**Exercise material:**
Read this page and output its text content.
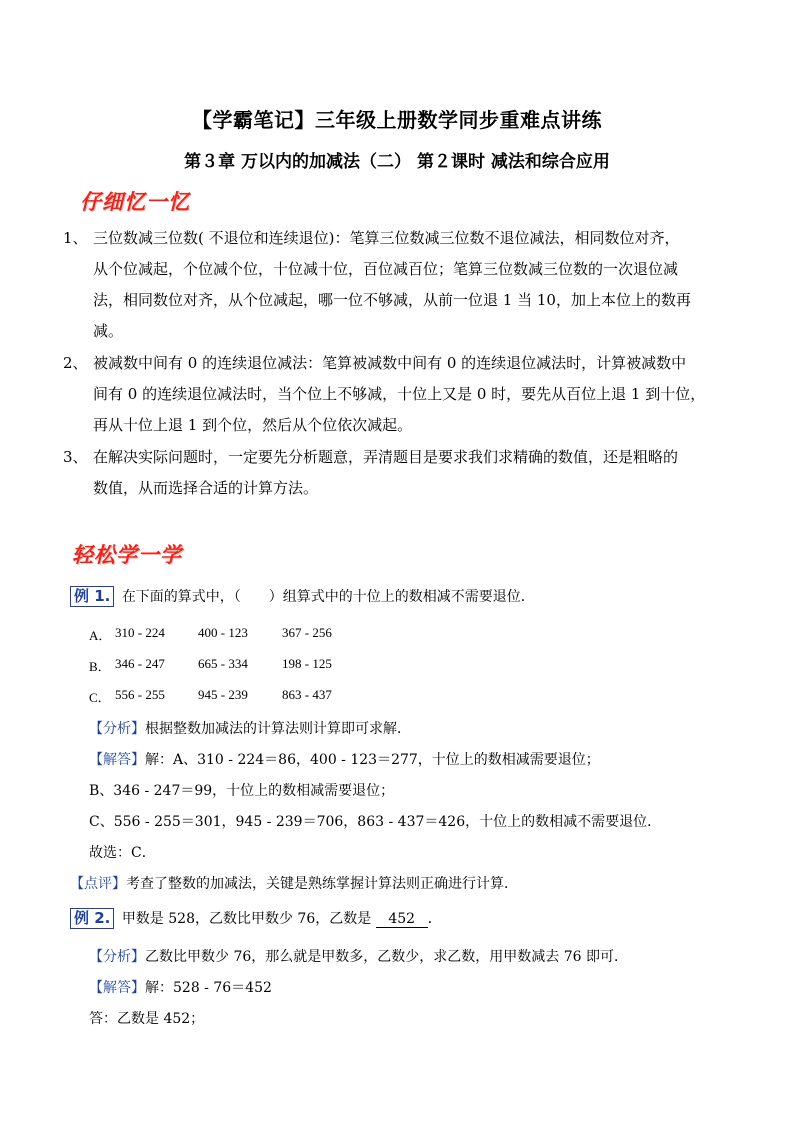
【学霸笔记】三年级上册数学同步重难点讲练
第３章 万以内的加减法（二） 第２课时 减法和综合应用
仔细忆一忆
1、 三位数减三位数( 不退位和连续退位)：笔算三位数减三位数不退位减法，相同数位对齐，
从个位减起，个位减个位，十位减十位，百位减百位；笔算三位数减三位数的一次退位减
法，相同数位对齐，从个位减起，哪一位不够减，从前一位退 1 当 10，加上本位上的数再
减。
2、 被减数中间有 0 的连续退位减法：笔算被减数中间有 0 的连续退位减法时，计算被减数中
间有 0 的连续退位减法时，当个位上不够减，十位上又是 0 时，要先从百位上退 1 到十位，
再从十位上退 1 到个位，然后从个位依次减起。
3、 在解决实际问题时，一定要先分析题意，弄清题目是要求我们求精确的数值，还是粗略的
数值，从而选择合适的计算方法。
轻松学一学
例 1. 在下面的算式中，（　　）组算式中的十位上的数相减不需要退位．
A． 310 - 224	400 - 123	367 - 256
B． 346 - 247	665 - 334	198 - 125
C． 556 - 255	945 - 239	863 - 437
【分析】根据整数加减法的计算法则计算即可求解．
【解答】解：A、310 - 224＝86，400 - 123＝277，十位上的数相减需要退位；
B、346 - 247＝99，十位上的数相减需要退位；
C、556 - 255＝301，945 - 239＝706，863 - 437＝426，十位上的数相减不需要退位．
故选：C．
【点评】考查了整数的加减法，关键是熟练掌握计算法则正确进行计算．
例 2. 甲数是 528，乙数比甲数少 76，乙数是 452 ．
【分析】乙数比甲数少 76，那么就是甲数多，乙数少，求乙数，用甲数减去 76 即可．
【解答】解：528 - 76＝452
答：乙数是 452；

**Written instruction:** How many lines of the listing above include the word "相同数位对齐"? State the number and nothing else.

**Finished task:** 2